(Records from a collection)

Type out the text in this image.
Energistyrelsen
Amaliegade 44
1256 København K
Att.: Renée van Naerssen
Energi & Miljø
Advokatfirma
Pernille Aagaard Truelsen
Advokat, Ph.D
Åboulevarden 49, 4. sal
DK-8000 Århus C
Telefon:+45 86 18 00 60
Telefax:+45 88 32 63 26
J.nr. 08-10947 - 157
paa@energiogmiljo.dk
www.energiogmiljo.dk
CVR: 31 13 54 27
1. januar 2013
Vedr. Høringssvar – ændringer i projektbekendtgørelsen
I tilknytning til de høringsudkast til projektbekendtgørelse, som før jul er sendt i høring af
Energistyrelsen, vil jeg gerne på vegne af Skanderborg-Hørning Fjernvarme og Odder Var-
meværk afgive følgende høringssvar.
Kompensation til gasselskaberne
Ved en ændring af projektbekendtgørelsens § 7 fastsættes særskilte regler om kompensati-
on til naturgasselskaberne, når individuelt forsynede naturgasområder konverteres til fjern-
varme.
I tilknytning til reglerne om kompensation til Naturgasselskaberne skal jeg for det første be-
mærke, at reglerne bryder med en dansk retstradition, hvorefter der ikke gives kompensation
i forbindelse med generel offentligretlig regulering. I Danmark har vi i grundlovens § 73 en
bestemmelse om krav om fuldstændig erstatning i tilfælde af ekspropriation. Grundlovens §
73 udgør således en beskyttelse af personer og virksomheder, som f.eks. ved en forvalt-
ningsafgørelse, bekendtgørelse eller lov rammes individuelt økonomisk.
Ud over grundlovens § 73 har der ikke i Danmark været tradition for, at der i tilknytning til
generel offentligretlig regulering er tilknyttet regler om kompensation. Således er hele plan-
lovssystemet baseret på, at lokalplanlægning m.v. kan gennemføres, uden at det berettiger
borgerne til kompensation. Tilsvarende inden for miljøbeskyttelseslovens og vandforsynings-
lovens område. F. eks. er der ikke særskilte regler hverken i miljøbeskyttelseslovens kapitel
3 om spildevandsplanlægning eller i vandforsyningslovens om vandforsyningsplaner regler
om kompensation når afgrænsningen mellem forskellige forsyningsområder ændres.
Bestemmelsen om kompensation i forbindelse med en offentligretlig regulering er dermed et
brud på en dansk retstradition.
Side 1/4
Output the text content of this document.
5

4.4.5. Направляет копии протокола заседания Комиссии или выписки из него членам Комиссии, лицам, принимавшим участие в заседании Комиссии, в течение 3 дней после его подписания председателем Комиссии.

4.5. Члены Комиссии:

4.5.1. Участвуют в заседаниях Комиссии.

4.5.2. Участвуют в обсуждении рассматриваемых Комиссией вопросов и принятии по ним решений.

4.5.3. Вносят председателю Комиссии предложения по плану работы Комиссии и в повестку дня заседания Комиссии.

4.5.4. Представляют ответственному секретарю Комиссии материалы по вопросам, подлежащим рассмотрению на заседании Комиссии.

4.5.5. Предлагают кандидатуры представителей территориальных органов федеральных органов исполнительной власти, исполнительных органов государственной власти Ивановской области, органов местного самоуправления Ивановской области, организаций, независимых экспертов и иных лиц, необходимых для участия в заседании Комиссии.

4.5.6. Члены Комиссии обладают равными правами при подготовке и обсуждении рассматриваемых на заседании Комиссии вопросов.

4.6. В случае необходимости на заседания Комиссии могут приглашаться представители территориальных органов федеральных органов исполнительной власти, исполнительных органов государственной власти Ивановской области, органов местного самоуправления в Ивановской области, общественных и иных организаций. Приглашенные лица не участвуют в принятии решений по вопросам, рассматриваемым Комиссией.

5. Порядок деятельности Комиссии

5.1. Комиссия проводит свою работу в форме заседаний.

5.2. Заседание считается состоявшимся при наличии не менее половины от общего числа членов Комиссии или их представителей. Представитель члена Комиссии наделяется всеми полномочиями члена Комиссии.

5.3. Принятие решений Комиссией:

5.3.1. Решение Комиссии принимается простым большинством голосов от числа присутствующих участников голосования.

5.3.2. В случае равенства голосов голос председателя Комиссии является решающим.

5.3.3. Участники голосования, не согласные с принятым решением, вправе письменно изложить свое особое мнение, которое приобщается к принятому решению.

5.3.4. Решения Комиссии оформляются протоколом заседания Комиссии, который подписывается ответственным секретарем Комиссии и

● REQUIRED TASK: Write out the full listing exactly as given.

● THE OUTPUT:
Type out the text in this image.
Energistyrelsen
Amaliegade 44
1256 København K
Att.: Renée van Naerssen
Energi & Miljø
Advokatfirma
Pernille Aagaard Truelsen
Advokat, Ph.D
Åboulevarden 49, 4. sal
DK-8000 Århus C
Telefon:+45 86 18 00 60
Telefax:+45 88 32 63 26
J.nr. 08-10947 - 157
paa@energiogmiljo.dk
www.energiogmiljo.dk
CVR: 31 13 54 27
1. januar 2013
Vedr. Høringssvar – ændringer i projektbekendtgørelsen
I tilknytning til de høringsudkast til projektbekendtgørelse, som før jul er sendt i høring af
Energistyrelsen, vil jeg gerne på vegne af Skanderborg-Hørning Fjernvarme og Odder Var-
meværk afgive følgende høringssvar.
Kompensation til gasselskaberne
Ved en ændring af projektbekendtgørelsens § 7 fastsættes særskilte regler om kompensati-
on til naturgasselskaberne, når individuelt forsynede naturgasområder konverteres til fjern-
varme.
I tilknytning til reglerne om kompensation til Naturgasselskaberne skal jeg for det første be-
mærke, at reglerne bryder med en dansk retstradition, hvorefter der ikke gives kompensation
i forbindelse med generel offentligretlig regulering. I Danmark har vi i grundlovens § 73 en
bestemmelse om krav om fuldstændig erstatning i tilfælde af ekspropriation. Grundlovens §
73 udgør således en beskyttelse af personer og virksomheder, som f.eks. ved en forvalt-
ningsafgørelse, bekendtgørelse eller lov rammes individuelt økonomisk.
Ud over grundlovens § 73 har der ikke i Danmark været tradition for, at der i tilknytning til
generel offentligretlig regulering er tilknyttet regler om kompensation. Således er hele plan-
lovssystemet baseret på, at lokalplanlægning m.v. kan gennemføres, uden at det berettiger
borgerne til kompensation. Tilsvarende inden for miljøbeskyttelseslovens og vandforsynings-
lovens område. F. eks. er der ikke særskilte regler hverken i miljøbeskyttelseslovens kapitel
3 om spildevandsplanlægning eller i vandforsyningslovens om vandforsyningsplaner regler
om kompensation når afgrænsningen mellem forskellige forsyningsområder ændres.
Bestemmelsen om kompensation i forbindelse med en offentligretlig regulering er dermed et
brud på en dansk retstradition.
Side 1/4
Output the text content of this document.
5

4.4.5. Направляет копии протокола заседания Комиссии или выписки из него членам Комиссии, лицам, принимавшим участие в заседании Комиссии, в течение 3 дней после его подписания председателем Комиссии.

4.5. Члены Комиссии:

4.5.1. Участвуют в заседаниях Комиссии.

4.5.2. Участвуют в обсуждении рассматриваемых Комиссией вопросов и принятии по ним решений.

4.5.3. Вносят председателю Комиссии предложения по плану работы Комиссии и в повестку дня заседания Комиссии.

4.5.4. Представляют ответственному секретарю Комиссии материалы по вопросам, подлежащим рассмотрению на заседании Комиссии.

4.5.5. Предлагают кандидатуры представителей территориальных органов федеральных органов исполнительной власти, исполнительных органов государственной власти Ивановской области, органов местного самоуправления Ивановской области, организаций, независимых экспертов и иных лиц, необходимых для участия в заседании Комиссии.

4.5.6. Члены Комиссии обладают равными правами при подготовке и обсуждении рассматриваемых на заседании Комиссии вопросов.

4.6. В случае необходимости на заседания Комиссии могут приглашаться представители территориальных органов федеральных органов исполнительной власти, исполнительных органов государственной власти Ивановской области, органов местного самоуправления в Ивановской области, общественных и иных организаций. Приглашенные лица не участвуют в принятии решений по вопросам, рассматриваемым Комиссией.

5. Порядок деятельности Комиссии

5.1. Комиссия проводит свою работу в форме заседаний.

5.2. Заседание считается состоявшимся при наличии не менее половины от общего числа членов Комиссии или их представителей. Представитель члена Комиссии наделяется всеми полномочиями члена Комиссии.

5.3. Принятие решений Комиссией:

5.3.1. Решение Комиссии принимается простым большинством голосов от числа присутствующих участников голосования.

5.3.2. В случае равенства голосов голос председателя Комиссии является решающим.

5.3.3. Участники голосования, не согласные с принятым решением, вправе письменно изложить свое особое мнение, которое приобщается к принятому решению.

5.3.4. Решения Комиссии оформляются протоколом заседания Комиссии, который подписывается ответственным секретарем Комиссии и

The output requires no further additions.